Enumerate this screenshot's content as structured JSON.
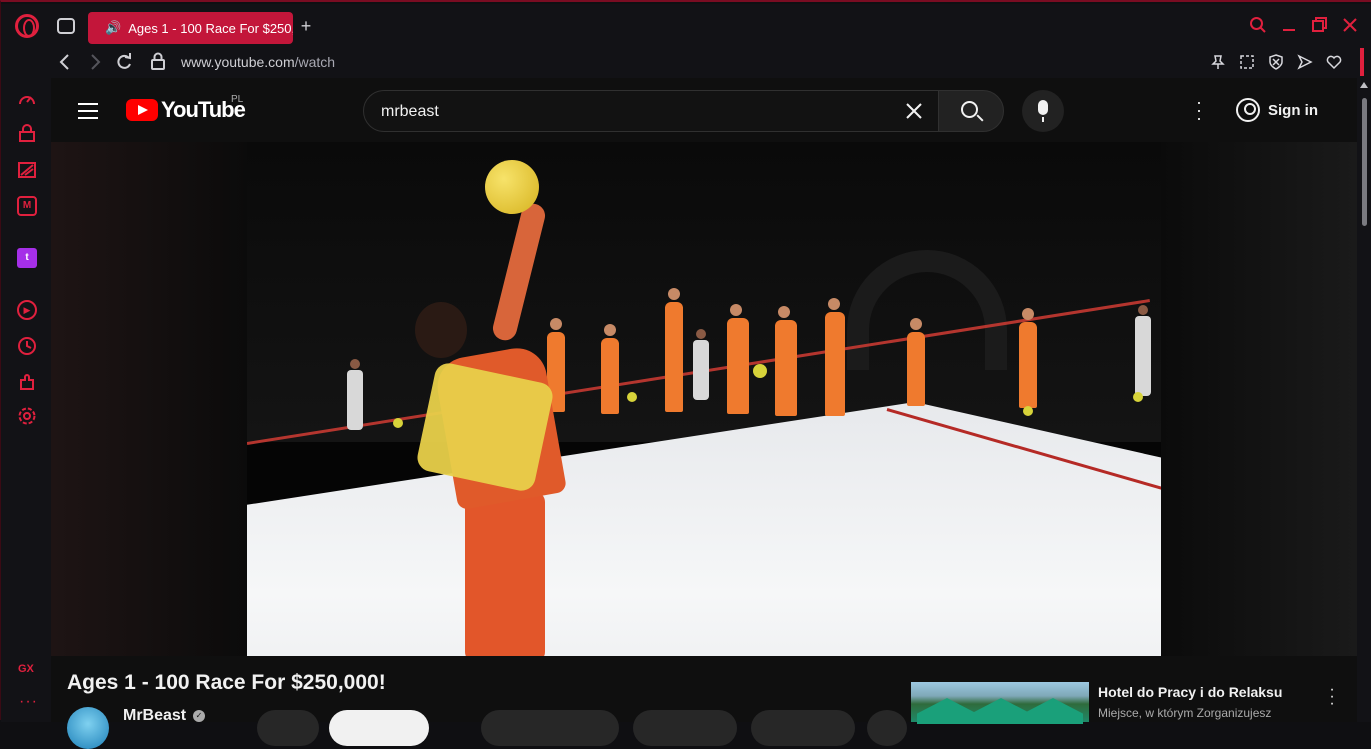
{
  "browser": {
    "tab": {
      "title": "Ages 1 - 100 Race For $250,000!"
    },
    "url": {
      "host": "www.youtube.com",
      "path": "/watch"
    },
    "colors": {
      "accent": "#e0203e",
      "tab_bg": "#c3163a"
    },
    "sidebar_icons": [
      "speed-dial-icon",
      "shopping-icon",
      "news-icon",
      "messenger-icon",
      "twitch-icon",
      "player-icon",
      "history-icon",
      "extensions-icon",
      "settings-icon"
    ],
    "sidebar_labels": {
      "gx": "GX",
      "more": "···"
    }
  },
  "youtube": {
    "logo_text": "YouTube",
    "country": "PL",
    "search": {
      "value": "mrbeast"
    },
    "signin_label": "Sign in",
    "video": {
      "title": "Ages 1 - 100 Race For $250,000!",
      "channel": "MrBeast"
    },
    "ad": {
      "title": "Hotel do Pracy i do Relaksu",
      "subtitle": "Miejsce, w którym Zorganizujesz"
    }
  }
}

* **Work to do**:
Quote the entries above word for word. Leave the images out.

* **Exercise response**:
Enumerate this screenshot's content as structured JSON.
{
  "browser": {
    "tab": {
      "title": "Ages 1 - 100 Race For $250,000!"
    },
    "url": {
      "host": "www.youtube.com",
      "path": "/watch"
    },
    "colors": {
      "accent": "#e0203e",
      "tab_bg": "#c3163a"
    },
    "sidebar_icons": [
      "speed-dial-icon",
      "shopping-icon",
      "news-icon",
      "messenger-icon",
      "twitch-icon",
      "player-icon",
      "history-icon",
      "extensions-icon",
      "settings-icon"
    ],
    "sidebar_labels": {
      "gx": "GX",
      "more": "···"
    }
  },
  "youtube": {
    "logo_text": "YouTube",
    "country": "PL",
    "search": {
      "value": "mrbeast"
    },
    "signin_label": "Sign in",
    "video": {
      "title": "Ages 1 - 100 Race For $250,000!",
      "channel": "MrBeast"
    },
    "ad": {
      "title": "Hotel do Pracy i do Relaksu",
      "subtitle": "Miejsce, w którym Zorganizujesz"
    }
  }
}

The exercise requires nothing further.